DIRECTIVE
All entries must be extracted exactly, with nothing added or dropped.

RECORDS FOR THIS TASK

***

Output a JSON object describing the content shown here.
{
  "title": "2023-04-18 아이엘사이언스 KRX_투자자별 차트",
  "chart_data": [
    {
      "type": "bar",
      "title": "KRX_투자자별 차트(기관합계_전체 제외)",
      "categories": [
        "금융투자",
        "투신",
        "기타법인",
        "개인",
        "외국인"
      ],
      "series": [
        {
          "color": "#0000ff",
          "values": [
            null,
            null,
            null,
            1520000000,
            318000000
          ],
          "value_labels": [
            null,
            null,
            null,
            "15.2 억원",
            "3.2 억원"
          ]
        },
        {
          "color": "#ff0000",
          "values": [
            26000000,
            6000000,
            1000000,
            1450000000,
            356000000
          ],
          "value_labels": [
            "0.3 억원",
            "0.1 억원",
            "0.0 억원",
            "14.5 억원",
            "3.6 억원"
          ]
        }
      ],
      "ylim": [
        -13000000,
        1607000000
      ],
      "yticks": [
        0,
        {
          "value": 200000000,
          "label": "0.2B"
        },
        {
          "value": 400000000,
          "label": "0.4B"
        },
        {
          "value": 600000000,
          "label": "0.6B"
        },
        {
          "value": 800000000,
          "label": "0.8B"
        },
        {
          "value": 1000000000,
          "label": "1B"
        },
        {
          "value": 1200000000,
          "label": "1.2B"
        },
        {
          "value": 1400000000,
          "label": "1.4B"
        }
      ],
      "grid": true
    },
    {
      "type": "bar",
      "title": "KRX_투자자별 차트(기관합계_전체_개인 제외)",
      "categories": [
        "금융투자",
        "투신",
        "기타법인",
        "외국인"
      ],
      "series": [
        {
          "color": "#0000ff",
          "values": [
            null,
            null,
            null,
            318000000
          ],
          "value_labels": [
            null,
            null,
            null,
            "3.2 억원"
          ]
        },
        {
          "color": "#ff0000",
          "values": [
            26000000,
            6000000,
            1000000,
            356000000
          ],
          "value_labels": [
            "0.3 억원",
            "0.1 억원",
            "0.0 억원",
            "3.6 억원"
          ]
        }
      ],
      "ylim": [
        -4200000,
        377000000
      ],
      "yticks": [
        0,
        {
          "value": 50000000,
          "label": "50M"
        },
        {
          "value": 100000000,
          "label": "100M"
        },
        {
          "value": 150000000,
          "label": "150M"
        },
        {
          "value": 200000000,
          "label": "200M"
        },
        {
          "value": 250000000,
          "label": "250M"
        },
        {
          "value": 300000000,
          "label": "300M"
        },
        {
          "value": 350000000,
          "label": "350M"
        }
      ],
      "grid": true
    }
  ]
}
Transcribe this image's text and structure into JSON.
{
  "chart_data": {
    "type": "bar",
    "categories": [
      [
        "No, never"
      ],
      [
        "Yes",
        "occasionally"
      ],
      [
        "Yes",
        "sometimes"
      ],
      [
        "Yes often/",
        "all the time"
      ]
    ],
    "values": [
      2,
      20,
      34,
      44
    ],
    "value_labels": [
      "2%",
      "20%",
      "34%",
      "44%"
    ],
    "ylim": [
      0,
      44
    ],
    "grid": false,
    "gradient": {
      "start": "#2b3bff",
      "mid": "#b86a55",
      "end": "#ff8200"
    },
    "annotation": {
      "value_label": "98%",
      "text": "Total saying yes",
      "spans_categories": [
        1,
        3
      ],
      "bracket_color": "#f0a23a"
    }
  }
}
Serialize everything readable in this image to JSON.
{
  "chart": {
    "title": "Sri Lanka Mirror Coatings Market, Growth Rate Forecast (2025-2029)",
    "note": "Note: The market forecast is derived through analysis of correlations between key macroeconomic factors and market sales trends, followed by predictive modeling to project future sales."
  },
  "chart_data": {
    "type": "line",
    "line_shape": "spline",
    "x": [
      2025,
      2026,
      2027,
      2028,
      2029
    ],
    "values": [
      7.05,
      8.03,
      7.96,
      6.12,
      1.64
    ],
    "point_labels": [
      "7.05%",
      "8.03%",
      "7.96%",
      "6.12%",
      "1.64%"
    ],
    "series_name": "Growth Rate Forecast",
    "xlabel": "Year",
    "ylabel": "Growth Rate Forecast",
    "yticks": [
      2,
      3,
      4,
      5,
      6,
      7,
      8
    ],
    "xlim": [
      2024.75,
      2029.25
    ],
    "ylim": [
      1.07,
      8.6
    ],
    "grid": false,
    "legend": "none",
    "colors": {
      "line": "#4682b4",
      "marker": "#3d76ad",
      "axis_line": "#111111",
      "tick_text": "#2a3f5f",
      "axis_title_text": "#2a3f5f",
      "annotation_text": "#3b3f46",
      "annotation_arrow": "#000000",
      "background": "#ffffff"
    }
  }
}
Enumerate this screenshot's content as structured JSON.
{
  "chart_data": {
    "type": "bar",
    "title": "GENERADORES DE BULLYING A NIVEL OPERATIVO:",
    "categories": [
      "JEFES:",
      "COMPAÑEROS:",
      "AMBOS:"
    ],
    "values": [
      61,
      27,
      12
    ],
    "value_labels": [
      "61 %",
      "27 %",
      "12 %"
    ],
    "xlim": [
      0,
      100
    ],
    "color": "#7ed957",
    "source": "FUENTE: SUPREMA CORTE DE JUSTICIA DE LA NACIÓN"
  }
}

***

RESPONSE
Output a JSON object describing the content shown here.
{
  "title": "2023-04-18 아이엘사이언스 KRX_투자자별 차트",
  "chart_data": [
    {
      "type": "bar",
      "title": "KRX_투자자별 차트(기관합계_전체 제외)",
      "categories": [
        "금융투자",
        "투신",
        "기타법인",
        "개인",
        "외국인"
      ],
      "series": [
        {
          "color": "#0000ff",
          "values": [
            null,
            null,
            null,
            1520000000,
            318000000
          ],
          "value_labels": [
            null,
            null,
            null,
            "15.2 억원",
            "3.2 억원"
          ]
        },
        {
          "color": "#ff0000",
          "values": [
            26000000,
            6000000,
            1000000,
            1450000000,
            356000000
          ],
          "value_labels": [
            "0.3 억원",
            "0.1 억원",
            "0.0 억원",
            "14.5 억원",
            "3.6 억원"
          ]
        }
      ],
      "ylim": [
        -13000000,
        1607000000
      ],
      "yticks": [
        0,
        {
          "value": 200000000,
          "label": "0.2B"
        },
        {
          "value": 400000000,
          "label": "0.4B"
        },
        {
          "value": 600000000,
          "label": "0.6B"
        },
        {
          "value": 800000000,
          "label": "0.8B"
        },
        {
          "value": 1000000000,
          "label": "1B"
        },
        {
          "value": 1200000000,
          "label": "1.2B"
        },
        {
          "value": 1400000000,
          "label": "1.4B"
        }
      ],
      "grid": true
    },
    {
      "type": "bar",
      "title": "KRX_투자자별 차트(기관합계_전체_개인 제외)",
      "categories": [
        "금융투자",
        "투신",
        "기타법인",
        "외국인"
      ],
      "series": [
        {
          "color": "#0000ff",
          "values": [
            null,
            null,
            null,
            318000000
          ],
          "value_labels": [
            null,
            null,
            null,
            "3.2 억원"
          ]
        },
        {
          "color": "#ff0000",
          "values": [
            26000000,
            6000000,
            1000000,
            356000000
          ],
          "value_labels": [
            "0.3 억원",
            "0.1 억원",
            "0.0 억원",
            "3.6 억원"
          ]
        }
      ],
      "ylim": [
        -4200000,
        377000000
      ],
      "yticks": [
        0,
        {
          "value": 50000000,
          "label": "50M"
        },
        {
          "value": 100000000,
          "label": "100M"
        },
        {
          "value": 150000000,
          "label": "150M"
        },
        {
          "value": 200000000,
          "label": "200M"
        },
        {
          "value": 250000000,
          "label": "250M"
        },
        {
          "value": 300000000,
          "label": "300M"
        },
        {
          "value": 350000000,
          "label": "350M"
        }
      ],
      "grid": true
    }
  ]
}
Transcribe this image's text and structure into JSON.
{
  "chart_data": {
    "type": "bar",
    "categories": [
      [
        "No, never"
      ],
      [
        "Yes",
        "occasionally"
      ],
      [
        "Yes",
        "sometimes"
      ],
      [
        "Yes often/",
        "all the time"
      ]
    ],
    "values": [
      2,
      20,
      34,
      44
    ],
    "value_labels": [
      "2%",
      "20%",
      "34%",
      "44%"
    ],
    "ylim": [
      0,
      44
    ],
    "grid": false,
    "gradient": {
      "start": "#2b3bff",
      "mid": "#b86a55",
      "end": "#ff8200"
    },
    "annotation": {
      "value_label": "98%",
      "text": "Total saying yes",
      "spans_categories": [
        1,
        3
      ],
      "bracket_color": "#f0a23a"
    }
  }
}
Serialize everything readable in this image to JSON.
{
  "chart": {
    "title": "Sri Lanka Mirror Coatings Market, Growth Rate Forecast (2025-2029)",
    "note": "Note: The market forecast is derived through analysis of correlations between key macroeconomic factors and market sales trends, followed by predictive modeling to project future sales."
  },
  "chart_data": {
    "type": "line",
    "line_shape": "spline",
    "x": [
      2025,
      2026,
      2027,
      2028,
      2029
    ],
    "values": [
      7.05,
      8.03,
      7.96,
      6.12,
      1.64
    ],
    "point_labels": [
      "7.05%",
      "8.03%",
      "7.96%",
      "6.12%",
      "1.64%"
    ],
    "series_name": "Growth Rate Forecast",
    "xlabel": "Year",
    "ylabel": "Growth Rate Forecast",
    "yticks": [
      2,
      3,
      4,
      5,
      6,
      7,
      8
    ],
    "xlim": [
      2024.75,
      2029.25
    ],
    "ylim": [
      1.07,
      8.6
    ],
    "grid": false,
    "legend": "none",
    "colors": {
      "line": "#4682b4",
      "marker": "#3d76ad",
      "axis_line": "#111111",
      "tick_text": "#2a3f5f",
      "axis_title_text": "#2a3f5f",
      "annotation_text": "#3b3f46",
      "annotation_arrow": "#000000",
      "background": "#ffffff"
    }
  }
}
Enumerate this screenshot's content as structured JSON.
{
  "chart_data": {
    "type": "bar",
    "title": "GENERADORES DE BULLYING A NIVEL OPERATIVO:",
    "categories": [
      "JEFES:",
      "COMPAÑEROS:",
      "AMBOS:"
    ],
    "values": [
      61,
      27,
      12
    ],
    "value_labels": [
      "61 %",
      "27 %",
      "12 %"
    ],
    "xlim": [
      0,
      100
    ],
    "color": "#7ed957",
    "source": "FUENTE: SUPREMA CORTE DE JUSTICIA DE LA NACIÓN"
  }
}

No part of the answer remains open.